● Excerpt to read
....
A coma typically lasts no more than a few weeks. During this time, an individual may wake up or progress to vegetative or minimally conscious states of consciousness.

Learn more about comas here.

A person is in an unaware and unresponsive state, or vegetative state, when they are awake but show no signs of awareness. They are typically able to regulate their breathing and heartbeat without assistance.

Features of a vegetative state include:

  • the ability to open and close the eyes
  • no visual tracking
  • the presence of a sleep-wake cycle
  • possible ability to smile or frown with no apparent cause
  • no awareness of self or environment or no interaction with others
  • no evidence of language comprehension
  • no response to sight, smell, sound, or touch

When a vegetative state continues for more than 1 month, doctors describe it as a persistent vegetative state.

People with a persistent vegetative state have an increased risk of being unable to recover mental function or the ability to meaningfully interact with the environment. However, a few people may improve with their diagnosis changing to a minimally conscious state.
....
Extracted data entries
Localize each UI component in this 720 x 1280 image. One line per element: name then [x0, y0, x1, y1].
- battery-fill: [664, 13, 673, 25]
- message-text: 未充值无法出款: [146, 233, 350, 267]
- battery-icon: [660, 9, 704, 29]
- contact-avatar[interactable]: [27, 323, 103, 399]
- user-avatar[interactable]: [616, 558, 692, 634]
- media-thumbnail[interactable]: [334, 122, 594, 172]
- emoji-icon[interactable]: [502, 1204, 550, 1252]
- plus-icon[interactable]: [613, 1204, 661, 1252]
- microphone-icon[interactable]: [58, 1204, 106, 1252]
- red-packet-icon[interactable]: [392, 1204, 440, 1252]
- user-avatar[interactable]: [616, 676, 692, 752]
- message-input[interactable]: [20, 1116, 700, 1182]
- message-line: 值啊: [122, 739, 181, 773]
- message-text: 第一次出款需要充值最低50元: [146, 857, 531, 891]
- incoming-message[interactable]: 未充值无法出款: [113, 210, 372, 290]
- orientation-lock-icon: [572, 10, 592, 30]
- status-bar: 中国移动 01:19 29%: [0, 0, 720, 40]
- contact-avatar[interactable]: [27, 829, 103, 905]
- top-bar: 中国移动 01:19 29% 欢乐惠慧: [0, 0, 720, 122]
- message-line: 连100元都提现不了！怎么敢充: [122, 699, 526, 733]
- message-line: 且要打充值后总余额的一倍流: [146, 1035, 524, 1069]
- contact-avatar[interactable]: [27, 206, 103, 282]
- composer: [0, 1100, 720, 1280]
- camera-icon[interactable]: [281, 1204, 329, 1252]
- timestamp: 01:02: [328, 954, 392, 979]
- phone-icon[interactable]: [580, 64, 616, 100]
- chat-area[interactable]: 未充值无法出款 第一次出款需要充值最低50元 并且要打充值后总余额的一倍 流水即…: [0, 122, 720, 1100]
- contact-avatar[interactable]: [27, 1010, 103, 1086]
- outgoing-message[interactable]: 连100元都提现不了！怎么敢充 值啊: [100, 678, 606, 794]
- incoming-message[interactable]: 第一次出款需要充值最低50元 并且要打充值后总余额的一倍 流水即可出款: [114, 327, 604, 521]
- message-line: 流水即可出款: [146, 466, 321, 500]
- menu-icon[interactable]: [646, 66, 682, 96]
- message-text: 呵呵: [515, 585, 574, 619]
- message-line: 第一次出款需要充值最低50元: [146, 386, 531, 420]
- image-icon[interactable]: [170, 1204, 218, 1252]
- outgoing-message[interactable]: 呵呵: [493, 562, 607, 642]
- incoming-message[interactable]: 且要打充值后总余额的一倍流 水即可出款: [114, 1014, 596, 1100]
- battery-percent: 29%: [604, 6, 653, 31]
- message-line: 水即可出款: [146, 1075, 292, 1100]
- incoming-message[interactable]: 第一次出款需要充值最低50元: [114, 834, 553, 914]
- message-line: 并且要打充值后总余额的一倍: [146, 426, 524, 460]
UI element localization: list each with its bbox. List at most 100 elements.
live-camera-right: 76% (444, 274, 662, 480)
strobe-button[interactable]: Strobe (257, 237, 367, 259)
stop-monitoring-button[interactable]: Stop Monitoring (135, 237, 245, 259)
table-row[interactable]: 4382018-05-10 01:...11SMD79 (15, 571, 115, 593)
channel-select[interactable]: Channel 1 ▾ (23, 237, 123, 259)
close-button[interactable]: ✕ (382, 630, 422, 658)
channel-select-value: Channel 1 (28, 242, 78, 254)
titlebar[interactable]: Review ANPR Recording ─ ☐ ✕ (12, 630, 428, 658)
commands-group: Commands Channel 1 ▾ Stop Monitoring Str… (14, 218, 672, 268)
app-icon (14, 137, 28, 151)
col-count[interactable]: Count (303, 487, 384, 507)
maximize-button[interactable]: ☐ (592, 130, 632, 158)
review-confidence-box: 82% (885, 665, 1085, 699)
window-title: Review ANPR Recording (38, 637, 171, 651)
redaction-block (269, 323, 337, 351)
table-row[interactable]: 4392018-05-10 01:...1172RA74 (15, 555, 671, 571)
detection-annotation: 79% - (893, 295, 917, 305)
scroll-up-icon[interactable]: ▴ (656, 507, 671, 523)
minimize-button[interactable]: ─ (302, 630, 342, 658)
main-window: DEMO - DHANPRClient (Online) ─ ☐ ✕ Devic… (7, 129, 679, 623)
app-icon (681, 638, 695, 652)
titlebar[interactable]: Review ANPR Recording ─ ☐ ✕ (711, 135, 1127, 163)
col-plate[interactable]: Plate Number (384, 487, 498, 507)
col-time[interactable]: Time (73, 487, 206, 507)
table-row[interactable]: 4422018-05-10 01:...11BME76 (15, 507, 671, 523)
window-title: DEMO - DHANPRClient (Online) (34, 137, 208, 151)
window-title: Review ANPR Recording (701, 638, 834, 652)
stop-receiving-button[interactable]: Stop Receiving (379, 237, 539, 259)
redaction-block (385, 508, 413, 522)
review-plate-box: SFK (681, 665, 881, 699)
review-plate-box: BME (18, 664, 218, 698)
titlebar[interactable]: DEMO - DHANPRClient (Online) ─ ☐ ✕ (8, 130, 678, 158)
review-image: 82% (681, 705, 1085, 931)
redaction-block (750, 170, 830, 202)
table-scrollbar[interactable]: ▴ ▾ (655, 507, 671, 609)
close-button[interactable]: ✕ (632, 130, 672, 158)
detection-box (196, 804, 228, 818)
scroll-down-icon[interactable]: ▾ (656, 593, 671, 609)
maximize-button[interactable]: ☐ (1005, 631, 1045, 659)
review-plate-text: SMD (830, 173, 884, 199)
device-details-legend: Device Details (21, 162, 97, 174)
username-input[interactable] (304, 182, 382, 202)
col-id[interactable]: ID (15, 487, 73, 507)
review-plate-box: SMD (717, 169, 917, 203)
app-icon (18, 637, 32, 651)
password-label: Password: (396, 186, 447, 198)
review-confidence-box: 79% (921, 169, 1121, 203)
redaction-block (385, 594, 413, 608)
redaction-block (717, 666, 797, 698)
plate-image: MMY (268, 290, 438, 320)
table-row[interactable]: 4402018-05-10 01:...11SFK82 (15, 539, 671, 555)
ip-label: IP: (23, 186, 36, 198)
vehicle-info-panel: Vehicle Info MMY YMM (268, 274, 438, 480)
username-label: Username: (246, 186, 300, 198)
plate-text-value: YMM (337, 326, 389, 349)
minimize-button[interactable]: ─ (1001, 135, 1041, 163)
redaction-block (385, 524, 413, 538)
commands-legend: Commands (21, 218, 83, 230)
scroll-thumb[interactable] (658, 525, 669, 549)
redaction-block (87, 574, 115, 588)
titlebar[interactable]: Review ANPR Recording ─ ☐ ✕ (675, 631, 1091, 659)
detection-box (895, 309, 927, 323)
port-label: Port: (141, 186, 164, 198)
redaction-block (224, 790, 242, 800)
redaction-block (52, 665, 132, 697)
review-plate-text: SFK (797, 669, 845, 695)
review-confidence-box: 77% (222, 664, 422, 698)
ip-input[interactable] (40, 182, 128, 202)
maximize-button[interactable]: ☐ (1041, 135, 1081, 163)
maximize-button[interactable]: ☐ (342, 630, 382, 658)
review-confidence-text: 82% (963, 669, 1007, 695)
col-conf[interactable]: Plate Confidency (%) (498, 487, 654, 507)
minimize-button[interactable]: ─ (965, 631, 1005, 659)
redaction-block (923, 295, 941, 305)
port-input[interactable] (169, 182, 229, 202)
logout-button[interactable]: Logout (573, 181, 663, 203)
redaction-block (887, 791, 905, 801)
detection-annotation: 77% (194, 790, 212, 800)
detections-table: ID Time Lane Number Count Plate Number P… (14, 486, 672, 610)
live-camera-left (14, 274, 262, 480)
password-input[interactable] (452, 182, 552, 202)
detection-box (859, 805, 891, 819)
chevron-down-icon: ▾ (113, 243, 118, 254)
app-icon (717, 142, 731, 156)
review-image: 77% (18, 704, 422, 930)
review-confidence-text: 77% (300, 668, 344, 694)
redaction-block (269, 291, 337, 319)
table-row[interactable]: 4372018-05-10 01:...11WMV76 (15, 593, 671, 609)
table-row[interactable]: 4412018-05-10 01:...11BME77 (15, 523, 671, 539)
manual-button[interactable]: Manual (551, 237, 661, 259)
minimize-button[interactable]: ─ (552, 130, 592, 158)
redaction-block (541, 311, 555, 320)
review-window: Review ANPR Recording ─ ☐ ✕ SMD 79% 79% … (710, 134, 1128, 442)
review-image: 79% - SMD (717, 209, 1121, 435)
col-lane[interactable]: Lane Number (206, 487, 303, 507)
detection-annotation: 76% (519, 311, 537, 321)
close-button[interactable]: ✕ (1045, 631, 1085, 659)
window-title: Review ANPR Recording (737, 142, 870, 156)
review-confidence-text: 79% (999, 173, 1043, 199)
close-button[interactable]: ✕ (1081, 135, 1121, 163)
....
● Questions on the material
1. Answer these questions from the excerpt on comas and vegetative states:
(a) How long does a coma typically last?
(b) Which two functions can a person in a vegetative state typically regulate without assistance?
(c) What do doctors call a vegetative state that continues for more than 1 month?
2. Proceed with the excerpt on comas and vegetative states, writing on from its final sentence.

● Answer set
1.
(a) No more than a few weeks.
(b) Breathing and heartbeat.
(c) A persistent vegetative state.

2.
People can be in a minimally conscious state when they show a few signs of awareness and response to stimulation. Their awareness is minimal or inconsistent. Sometimes, they can communicate or respond to instructions, such as moving their fingers.

Features of a minimally conscious state include:

  • opening and closing the eyes
  • possibly visually tracking people or objects for a sustained period
  • the presence of a sleep-wake cycle
  • partial or fluctuating awareness
  • possibly following simple commands
  • possibly answering “yes” or “no” using gestures or simple words
  • some communication with a few words or phrases
  • making automatic movements, such as head scratching, leg crossing, or moving hair away from the eyes
  • possibly responding to people or their environment by smiling, laughing, crying
  • possibly reaching toward or trying to use objects

Some people are minimally conscious while on the route to recovery. However, it could be a permanent state for others.

At the end of brain aneurysm surgery, an anesthesiologist stops giving the person anesthesia medication, and the person can begin to wake up slowly.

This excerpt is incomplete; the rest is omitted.